━━━━━ DATA ROWS ━━━━━
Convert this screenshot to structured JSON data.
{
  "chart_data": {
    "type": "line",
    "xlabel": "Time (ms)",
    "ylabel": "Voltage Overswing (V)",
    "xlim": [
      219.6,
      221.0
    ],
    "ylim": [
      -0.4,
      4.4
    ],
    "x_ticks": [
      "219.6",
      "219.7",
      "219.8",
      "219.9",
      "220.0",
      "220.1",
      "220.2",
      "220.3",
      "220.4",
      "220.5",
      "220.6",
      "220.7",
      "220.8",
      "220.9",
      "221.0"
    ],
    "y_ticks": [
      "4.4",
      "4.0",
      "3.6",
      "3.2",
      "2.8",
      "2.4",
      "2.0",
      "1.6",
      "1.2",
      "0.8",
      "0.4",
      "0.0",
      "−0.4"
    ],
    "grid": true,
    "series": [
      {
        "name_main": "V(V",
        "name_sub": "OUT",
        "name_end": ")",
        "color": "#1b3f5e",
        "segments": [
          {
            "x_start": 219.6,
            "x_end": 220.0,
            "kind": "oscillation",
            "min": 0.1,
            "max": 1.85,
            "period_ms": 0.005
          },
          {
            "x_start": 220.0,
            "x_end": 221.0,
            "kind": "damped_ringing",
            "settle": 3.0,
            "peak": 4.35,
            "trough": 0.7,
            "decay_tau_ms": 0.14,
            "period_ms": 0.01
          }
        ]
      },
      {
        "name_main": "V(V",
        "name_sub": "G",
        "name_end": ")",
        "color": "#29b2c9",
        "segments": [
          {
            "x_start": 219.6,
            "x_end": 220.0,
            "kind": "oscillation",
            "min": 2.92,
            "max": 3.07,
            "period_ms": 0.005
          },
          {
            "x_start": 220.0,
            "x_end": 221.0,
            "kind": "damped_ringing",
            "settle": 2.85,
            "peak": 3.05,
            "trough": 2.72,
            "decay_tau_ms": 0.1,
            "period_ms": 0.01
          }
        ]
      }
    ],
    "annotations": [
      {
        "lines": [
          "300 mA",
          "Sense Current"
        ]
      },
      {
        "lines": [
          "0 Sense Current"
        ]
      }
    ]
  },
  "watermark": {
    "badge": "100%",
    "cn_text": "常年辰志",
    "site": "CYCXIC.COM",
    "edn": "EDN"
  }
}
━━━━━
• EXERCISE BRIEF: Each line of the material should be echoed exactly.

• COMPLETE RESPONSE:
Convert this screenshot to structured JSON data.
{
  "chart_data": {
    "type": "line",
    "xlabel": "Time (ms)",
    "ylabel": "Voltage Overswing (V)",
    "xlim": [
      219.6,
      221.0
    ],
    "ylim": [
      -0.4,
      4.4
    ],
    "x_ticks": [
      "219.6",
      "219.7",
      "219.8",
      "219.9",
      "220.0",
      "220.1",
      "220.2",
      "220.3",
      "220.4",
      "220.5",
      "220.6",
      "220.7",
      "220.8",
      "220.9",
      "221.0"
    ],
    "y_ticks": [
      "4.4",
      "4.0",
      "3.6",
      "3.2",
      "2.8",
      "2.4",
      "2.0",
      "1.6",
      "1.2",
      "0.8",
      "0.4",
      "0.0",
      "−0.4"
    ],
    "grid": true,
    "series": [
      {
        "name_main": "V(V",
        "name_sub": "OUT",
        "name_end": ")",
        "color": "#1b3f5e",
        "segments": [
          {
            "x_start": 219.6,
            "x_end": 220.0,
            "kind": "oscillation",
            "min": 0.1,
            "max": 1.85,
            "period_ms": 0.005
          },
          {
            "x_start": 220.0,
            "x_end": 221.0,
            "kind": "damped_ringing",
            "settle": 3.0,
            "peak": 4.35,
            "trough": 0.7,
            "decay_tau_ms": 0.14,
            "period_ms": 0.01
          }
        ]
      },
      {
        "name_main": "V(V",
        "name_sub": "G",
        "name_end": ")",
        "color": "#29b2c9",
        "segments": [
          {
            "x_start": 219.6,
            "x_end": 220.0,
            "kind": "oscillation",
            "min": 2.92,
            "max": 3.07,
            "period_ms": 0.005
          },
          {
            "x_start": 220.0,
            "x_end": 221.0,
            "kind": "damped_ringing",
            "settle": 2.85,
            "peak": 3.05,
            "trough": 2.72,
            "decay_tau_ms": 0.1,
            "period_ms": 0.01
          }
        ]
      }
    ],
    "annotations": [
      {
        "lines": [
          "300 mA",
          "Sense Current"
        ]
      },
      {
        "lines": [
          "0 Sense Current"
        ]
      }
    ]
  },
  "watermark": {
    "badge": "100%",
    "cn_text": "常年辰志",
    "site": "CYCXIC.COM",
    "edn": "EDN"
  }
}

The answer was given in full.